Extracted records
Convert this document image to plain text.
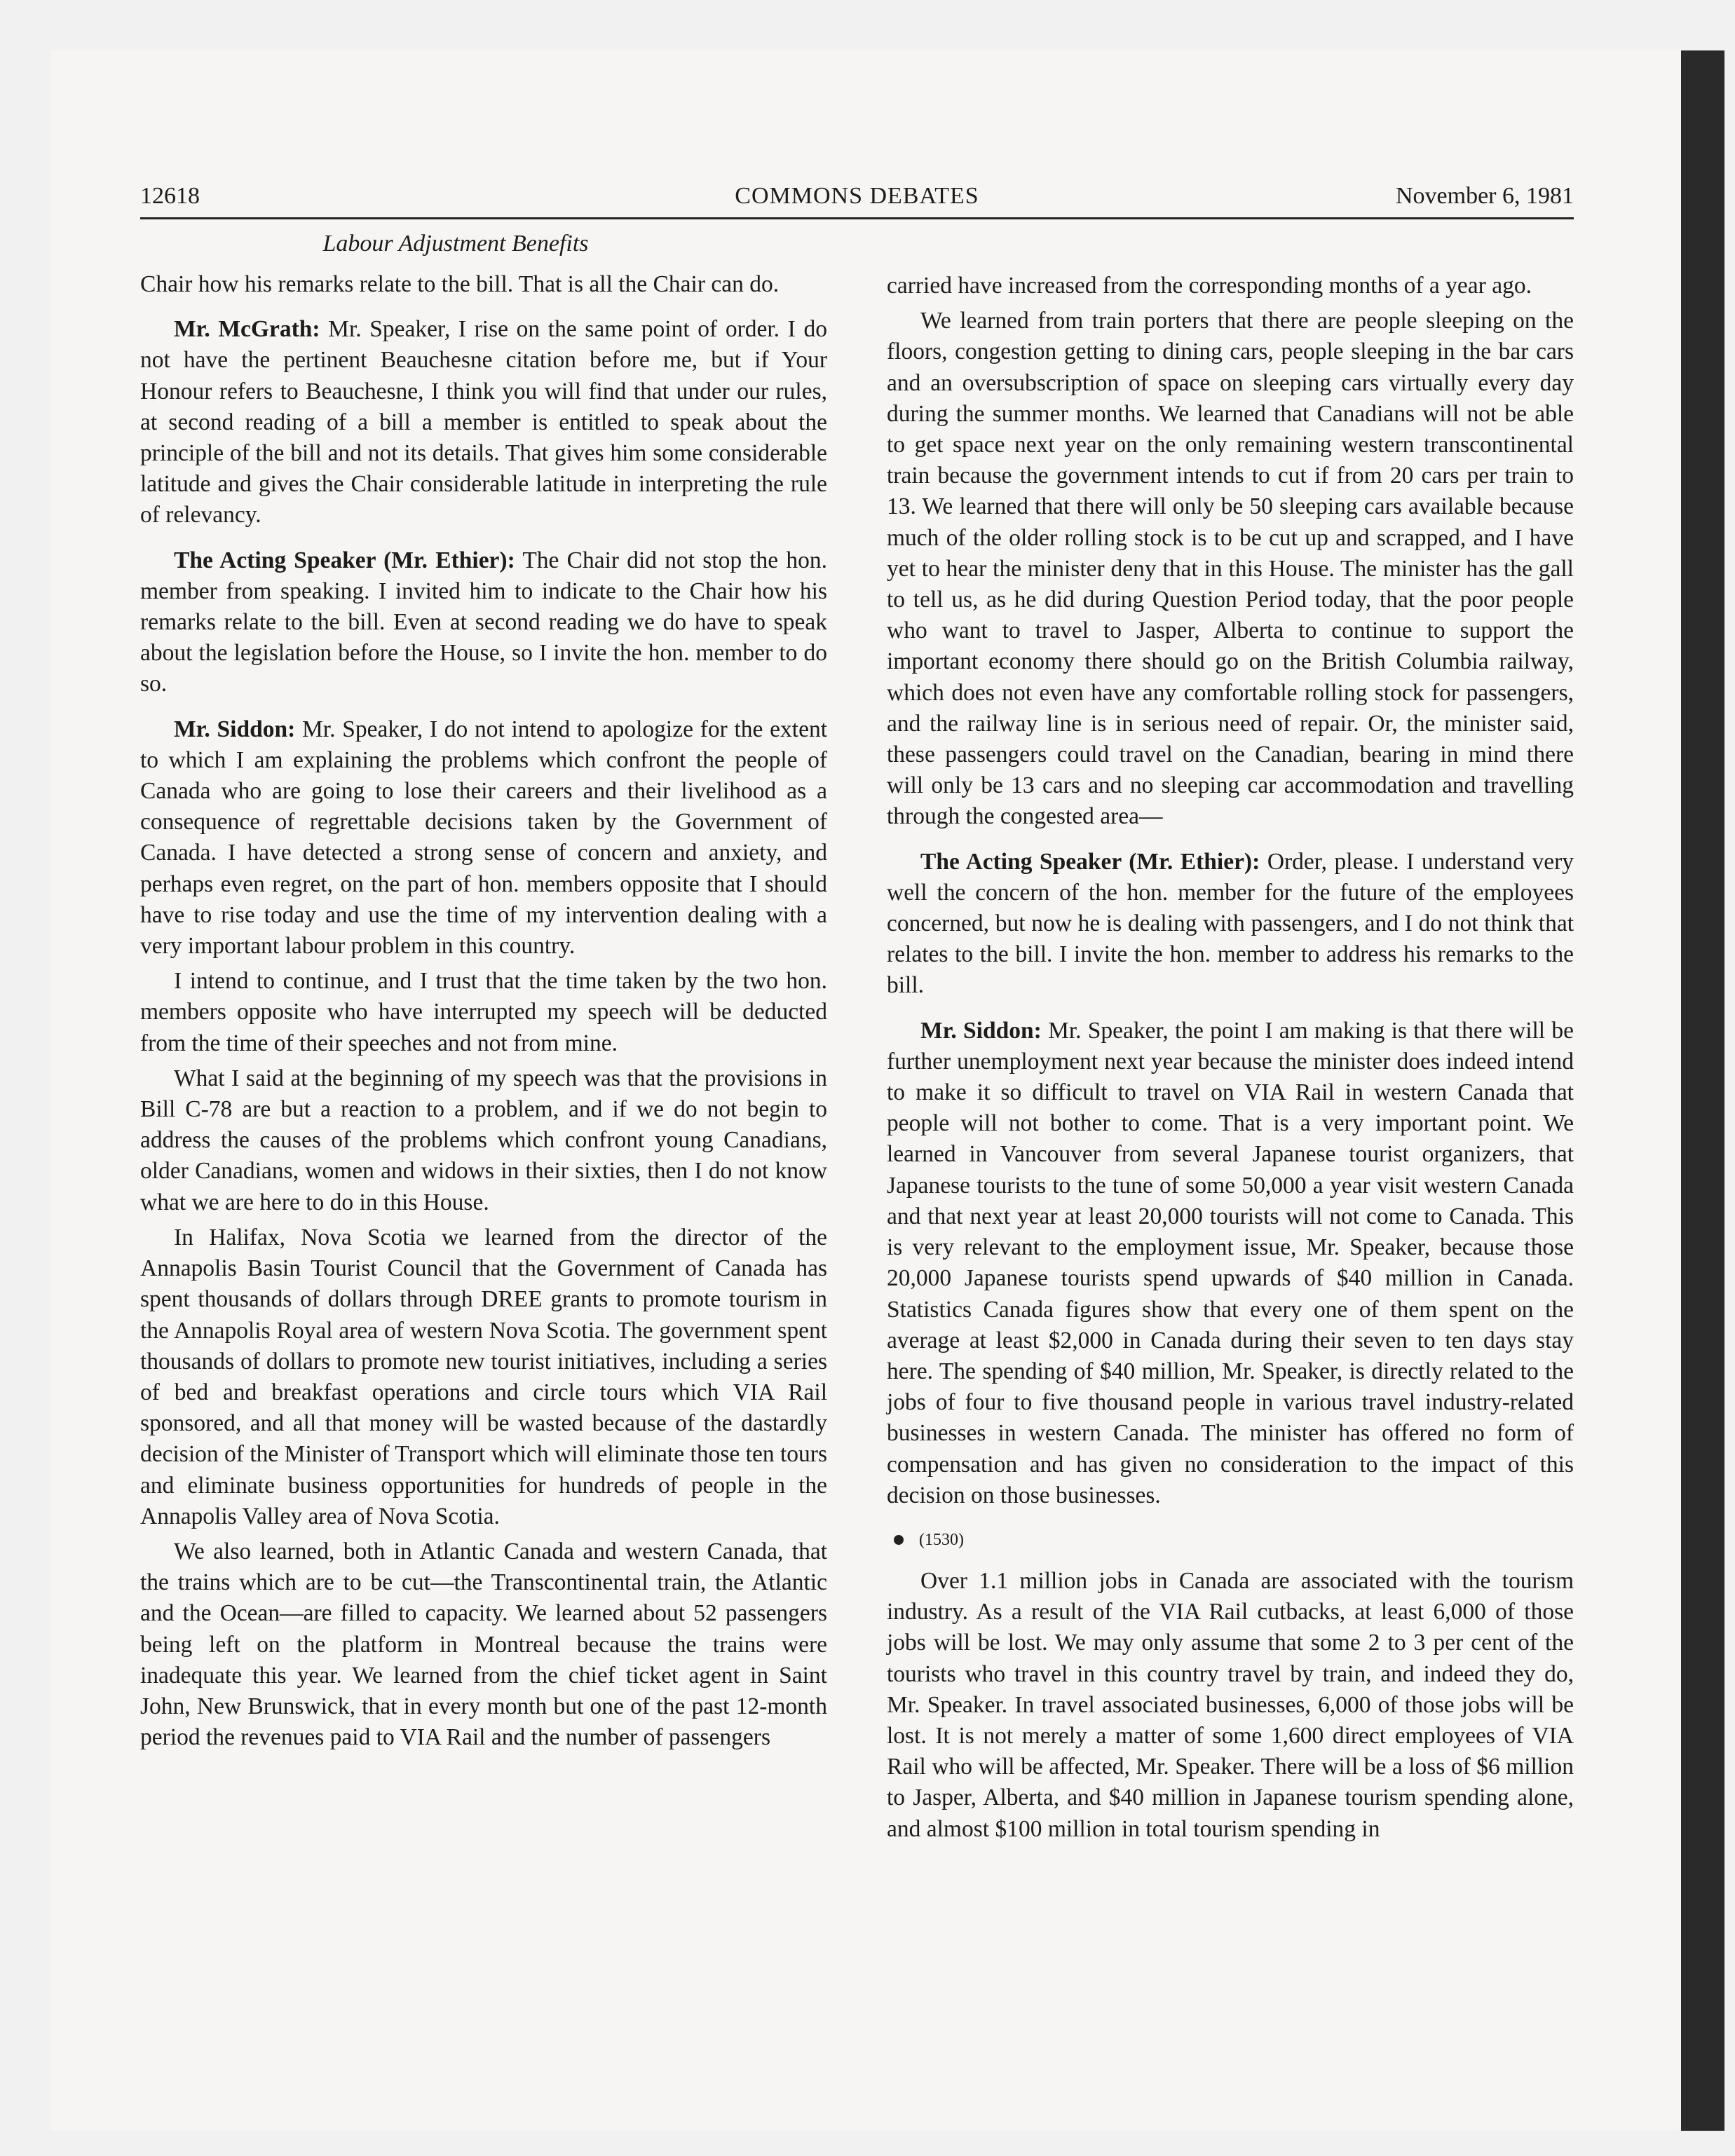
12618	COMMONS DEBATES	November 6, 1981
Labour Adjustment Benefits

Chair how his remarks relate to the bill. That is all the Chair can do.

Mr. McGrath: Mr. Speaker, I rise on the same point of order. I do not have the pertinent Beauchesne citation before me, but if Your Honour refers to Beauchesne, I think you will find that under our rules, at second reading of a bill a member is entitled to speak about the principle of the bill and not its details. That gives him some considerable latitude and gives the Chair considerable latitude in interpreting the rule of relevancy.

The Acting Speaker (Mr. Ethier): The Chair did not stop the hon. member from speaking. I invited him to indicate to the Chair how his remarks relate to the bill. Even at second reading we do have to speak about the legislation before the House, so I invite the hon. member to do so.

Mr. Siddon: Mr. Speaker, I do not intend to apologize for the extent to which I am explaining the problems which confront the people of Canada who are going to lose their careers and their livelihood as a consequence of regrettable decisions taken by the Government of Canada. I have detected a strong sense of concern and anxiety, and perhaps even regret, on the part of hon. members opposite that I should have to rise today and use the time of my intervention dealing with a very important labour problem in this country.

I intend to continue, and I trust that the time taken by the two hon. members opposite who have interrupted my speech will be deducted from the time of their speeches and not from mine.

What I said at the beginning of my speech was that the provisions in Bill C-78 are but a reaction to a problem, and if we do not begin to address the causes of the problems which confront young Canadians, older Canadians, women and widows in their sixties, then I do not know what we are here to do in this House.

In Halifax, Nova Scotia we learned from the director of the Annapolis Basin Tourist Council that the Government of Canada has spent thousands of dollars through DREE grants to promote tourism in the Annapolis Royal area of western Nova Scotia. The government spent thousands of dollars to promote new tourist initiatives, including a series of bed and breakfast operations and circle tours which VIA Rail sponsored, and all that money will be wasted because of the dastardly decision of the Minister of Transport which will eliminate those ten tours and eliminate business opportunities for hundreds of people in the Annapolis Valley area of Nova Scotia.

We also learned, both in Atlantic Canada and western Canada, that the trains which are to be cut—the Transcontinental train, the Atlantic and the Ocean—are filled to capacity. We learned about 52 passengers being left on the platform in Montreal because the trains were inadequate this year. We learned from the chief ticket agent in Saint John, New Brunswick, that in every month but one of the past 12-month period the revenues paid to VIA Rail and the number of passengers

carried have increased from the corresponding months of a year ago.

We learned from train porters that there are people sleeping on the floors, congestion getting to dining cars, people sleeping in the bar cars and an oversubscription of space on sleeping cars virtually every day during the summer months. We learned that Canadians will not be able to get space next year on the only remaining western transcontinental train because the government intends to cut if from 20 cars per train to 13. We learned that there will only be 50 sleeping cars available because much of the older rolling stock is to be cut up and scrapped, and I have yet to hear the minister deny that in this House. The minister has the gall to tell us, as he did during Question Period today, that the poor people who want to travel to Jasper, Alberta to continue to support the important economy there should go on the British Columbia railway, which does not even have any comfortable rolling stock for passengers, and the railway line is in serious need of repair. Or, the minister said, these passengers could travel on the Canadian, bearing in mind there will only be 13 cars and no sleeping car accommodation and travelling through the congested area—

The Acting Speaker (Mr. Ethier): Order, please. I understand very well the concern of the hon. member for the future of the employees concerned, but now he is dealing with passengers, and I do not think that relates to the bill. I invite the hon. member to address his remarks to the bill.

Mr. Siddon: Mr. Speaker, the point I am making is that there will be further unemployment next year because the minister does indeed intend to make it so difficult to travel on VIA Rail in western Canada that people will not bother to come. That is a very important point. We learned in Vancouver from several Japanese tourist organizers, that Japanese tourists to the tune of some 50,000 a year visit western Canada and that next year at least 20,000 tourists will not come to Canada. This is very relevant to the employment issue, Mr. Speaker, because those 20,000 Japanese tourists spend upwards of $40 million in Canada. Statistics Canada figures show that every one of them spent on the average at least $2,000 in Canada during their seven to ten days stay here. The spending of $40 million, Mr. Speaker, is directly related to the jobs of four to five thousand people in various travel industry-related businesses in western Canada. The minister has offered no form of compensation and has given no consideration to the impact of this decision on those businesses.

(1530)

Over 1.1 million jobs in Canada are associated with the tourism industry. As a result of the VIA Rail cutbacks, at least 6,000 of those jobs will be lost. We may only assume that some 2 to 3 per cent of the tourists who travel in this country travel by train, and indeed they do, Mr. Speaker. In travel associated businesses, 6,000 of those jobs will be lost. It is not merely a matter of some 1,600 direct employees of VIA Rail who will be affected, Mr. Speaker. There will be a loss of $6 million to Jasper, Alberta, and $40 million in Japanese tourism spending alone, and almost $100 million in total tourism spending in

● Written task
Transcribe the material as is, with images omitted.

● Solution to the problem
Convert this document image to plain text.
12618	COMMONS DEBATES	November 6, 1981
Labour Adjustment Benefits

Chair how his remarks relate to the bill. That is all the Chair can do.

Mr. McGrath: Mr. Speaker, I rise on the same point of order. I do not have the pertinent Beauchesne citation before me, but if Your Honour refers to Beauchesne, I think you will find that under our rules, at second reading of a bill a member is entitled to speak about the principle of the bill and not its details. That gives him some considerable latitude and gives the Chair considerable latitude in interpreting the rule of relevancy.

The Acting Speaker (Mr. Ethier): The Chair did not stop the hon. member from speaking. I invited him to indicate to the Chair how his remarks relate to the bill. Even at second reading we do have to speak about the legislation before the House, so I invite the hon. member to do so.

Mr. Siddon: Mr. Speaker, I do not intend to apologize for the extent to which I am explaining the problems which confront the people of Canada who are going to lose their careers and their livelihood as a consequence of regrettable decisions taken by the Government of Canada. I have detected a strong sense of concern and anxiety, and perhaps even regret, on the part of hon. members opposite that I should have to rise today and use the time of my intervention dealing with a very important labour problem in this country.

I intend to continue, and I trust that the time taken by the two hon. members opposite who have interrupted my speech will be deducted from the time of their speeches and not from mine.

What I said at the beginning of my speech was that the provisions in Bill C-78 are but a reaction to a problem, and if we do not begin to address the causes of the problems which confront young Canadians, older Canadians, women and widows in their sixties, then I do not know what we are here to do in this House.

In Halifax, Nova Scotia we learned from the director of the Annapolis Basin Tourist Council that the Government of Canada has spent thousands of dollars through DREE grants to promote tourism in the Annapolis Royal area of western Nova Scotia. The government spent thousands of dollars to promote new tourist initiatives, including a series of bed and breakfast operations and circle tours which VIA Rail sponsored, and all that money will be wasted because of the dastardly decision of the Minister of Transport which will eliminate those ten tours and eliminate business opportunities for hundreds of people in the Annapolis Valley area of Nova Scotia.

We also learned, both in Atlantic Canada and western Canada, that the trains which are to be cut—the Transcontinental train, the Atlantic and the Ocean—are filled to capacity. We learned about 52 passengers being left on the platform in Montreal because the trains were inadequate this year. We learned from the chief ticket agent in Saint John, New Brunswick, that in every month but one of the past 12-month period the revenues paid to VIA Rail and the number of passengers

carried have increased from the corresponding months of a year ago.

We learned from train porters that there are people sleeping on the floors, congestion getting to dining cars, people sleeping in the bar cars and an oversubscription of space on sleeping cars virtually every day during the summer months. We learned that Canadians will not be able to get space next year on the only remaining western transcontinental train because the government intends to cut if from 20 cars per train to 13. We learned that there will only be 50 sleeping cars available because much of the older rolling stock is to be cut up and scrapped, and I have yet to hear the minister deny that in this House. The minister has the gall to tell us, as he did during Question Period today, that the poor people who want to travel to Jasper, Alberta to continue to support the important economy there should go on the British Columbia railway, which does not even have any comfortable rolling stock for passengers, and the railway line is in serious need of repair. Or, the minister said, these passengers could travel on the Canadian, bearing in mind there will only be 13 cars and no sleeping car accommodation and travelling through the congested area—

The Acting Speaker (Mr. Ethier): Order, please. I understand very well the concern of the hon. member for the future of the employees concerned, but now he is dealing with passengers, and I do not think that relates to the bill. I invite the hon. member to address his remarks to the bill.

Mr. Siddon: Mr. Speaker, the point I am making is that there will be further unemployment next year because the minister does indeed intend to make it so difficult to travel on VIA Rail in western Canada that people will not bother to come. That is a very important point. We learned in Vancouver from several Japanese tourist organizers, that Japanese tourists to the tune of some 50,000 a year visit western Canada and that next year at least 20,000 tourists will not come to Canada. This is very relevant to the employment issue, Mr. Speaker, because those 20,000 Japanese tourists spend upwards of $40 million in Canada. Statistics Canada figures show that every one of them spent on the average at least $2,000 in Canada during their seven to ten days stay here. The spending of $40 million, Mr. Speaker, is directly related to the jobs of four to five thousand people in various travel industry-related businesses in western Canada. The minister has offered no form of compensation and has given no consideration to the impact of this decision on those businesses.

(1530)

Over 1.1 million jobs in Canada are associated with the tourism industry. As a result of the VIA Rail cutbacks, at least 6,000 of those jobs will be lost. We may only assume that some 2 to 3 per cent of the tourists who travel in this country travel by train, and indeed they do, Mr. Speaker. In travel associated businesses, 6,000 of those jobs will be lost. It is not merely a matter of some 1,600 direct employees of VIA Rail who will be affected, Mr. Speaker. There will be a loss of $6 million to Jasper, Alberta, and $40 million in Japanese tourism spending alone, and almost $100 million in total tourism spending in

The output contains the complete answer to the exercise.